Task objective ::
Go through the listing beneath this task and return every line that carries the string "structured".

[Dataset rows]
━━━━━━━━━━━━━━━━
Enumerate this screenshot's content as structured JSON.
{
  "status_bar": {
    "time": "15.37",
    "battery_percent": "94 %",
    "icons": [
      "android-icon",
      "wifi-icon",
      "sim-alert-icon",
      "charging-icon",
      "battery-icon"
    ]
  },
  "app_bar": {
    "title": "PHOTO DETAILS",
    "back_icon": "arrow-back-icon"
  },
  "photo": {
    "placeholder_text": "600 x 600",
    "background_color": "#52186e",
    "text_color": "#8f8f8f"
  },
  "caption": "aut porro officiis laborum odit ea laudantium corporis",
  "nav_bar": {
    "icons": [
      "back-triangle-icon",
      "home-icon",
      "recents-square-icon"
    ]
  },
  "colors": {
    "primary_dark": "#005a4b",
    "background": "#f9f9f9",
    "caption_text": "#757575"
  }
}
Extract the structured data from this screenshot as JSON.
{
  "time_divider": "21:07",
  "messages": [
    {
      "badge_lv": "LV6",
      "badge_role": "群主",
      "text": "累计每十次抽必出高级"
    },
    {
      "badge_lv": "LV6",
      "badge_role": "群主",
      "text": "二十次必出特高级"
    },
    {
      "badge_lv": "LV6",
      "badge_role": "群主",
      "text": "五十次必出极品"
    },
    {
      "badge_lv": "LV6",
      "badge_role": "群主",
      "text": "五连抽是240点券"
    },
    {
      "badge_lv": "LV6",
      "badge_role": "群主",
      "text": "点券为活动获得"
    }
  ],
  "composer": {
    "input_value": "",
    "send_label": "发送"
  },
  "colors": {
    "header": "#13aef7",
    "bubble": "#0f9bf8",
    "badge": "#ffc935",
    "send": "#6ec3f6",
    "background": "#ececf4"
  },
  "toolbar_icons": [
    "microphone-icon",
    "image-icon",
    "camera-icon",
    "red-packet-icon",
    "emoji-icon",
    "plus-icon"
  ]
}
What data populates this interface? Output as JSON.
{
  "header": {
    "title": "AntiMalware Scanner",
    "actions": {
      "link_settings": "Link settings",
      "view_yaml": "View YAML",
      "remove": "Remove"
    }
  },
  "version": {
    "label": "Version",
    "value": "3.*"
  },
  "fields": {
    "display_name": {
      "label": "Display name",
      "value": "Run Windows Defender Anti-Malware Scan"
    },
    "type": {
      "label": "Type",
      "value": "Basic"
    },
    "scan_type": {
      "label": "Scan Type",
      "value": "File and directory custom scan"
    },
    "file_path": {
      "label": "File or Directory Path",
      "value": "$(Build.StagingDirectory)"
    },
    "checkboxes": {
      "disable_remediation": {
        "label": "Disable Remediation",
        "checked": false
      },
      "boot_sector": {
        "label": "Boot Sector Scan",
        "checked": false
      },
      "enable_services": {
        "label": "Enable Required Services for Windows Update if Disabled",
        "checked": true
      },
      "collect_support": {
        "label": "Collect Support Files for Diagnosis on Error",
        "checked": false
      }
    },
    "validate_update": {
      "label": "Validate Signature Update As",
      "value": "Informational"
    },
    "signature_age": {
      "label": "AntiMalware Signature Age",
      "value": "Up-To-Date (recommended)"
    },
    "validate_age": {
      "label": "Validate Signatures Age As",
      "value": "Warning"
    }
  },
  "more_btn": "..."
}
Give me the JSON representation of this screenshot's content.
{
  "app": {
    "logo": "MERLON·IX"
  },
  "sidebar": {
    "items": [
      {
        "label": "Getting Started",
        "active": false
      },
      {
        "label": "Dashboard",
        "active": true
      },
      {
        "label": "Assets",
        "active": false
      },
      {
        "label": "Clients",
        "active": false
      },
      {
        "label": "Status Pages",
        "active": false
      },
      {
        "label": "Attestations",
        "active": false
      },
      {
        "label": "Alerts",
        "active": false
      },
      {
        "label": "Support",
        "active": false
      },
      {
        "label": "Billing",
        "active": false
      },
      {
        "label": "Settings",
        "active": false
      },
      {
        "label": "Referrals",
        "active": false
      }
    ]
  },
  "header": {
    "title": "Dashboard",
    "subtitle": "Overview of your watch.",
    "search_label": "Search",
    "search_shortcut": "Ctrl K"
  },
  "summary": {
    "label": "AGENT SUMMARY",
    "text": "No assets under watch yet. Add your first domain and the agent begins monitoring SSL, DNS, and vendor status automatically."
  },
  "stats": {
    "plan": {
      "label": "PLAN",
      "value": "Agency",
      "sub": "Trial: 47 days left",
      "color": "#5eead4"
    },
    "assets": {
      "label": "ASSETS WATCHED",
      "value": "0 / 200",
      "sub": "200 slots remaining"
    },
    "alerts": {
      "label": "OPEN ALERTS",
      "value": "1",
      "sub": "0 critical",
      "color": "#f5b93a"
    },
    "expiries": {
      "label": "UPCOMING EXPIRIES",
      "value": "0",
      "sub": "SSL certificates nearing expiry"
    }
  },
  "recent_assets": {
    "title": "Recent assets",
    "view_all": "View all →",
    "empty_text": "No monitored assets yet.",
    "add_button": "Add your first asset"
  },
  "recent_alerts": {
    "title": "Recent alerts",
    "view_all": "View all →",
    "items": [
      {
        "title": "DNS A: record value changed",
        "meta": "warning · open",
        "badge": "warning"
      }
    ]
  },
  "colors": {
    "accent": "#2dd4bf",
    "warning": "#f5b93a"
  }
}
━━━━━━━━━━━━━━━━
Solution below ::
Enumerate this screenshot's content as structured JSON.
Extract the structured data from this screenshot as JSON.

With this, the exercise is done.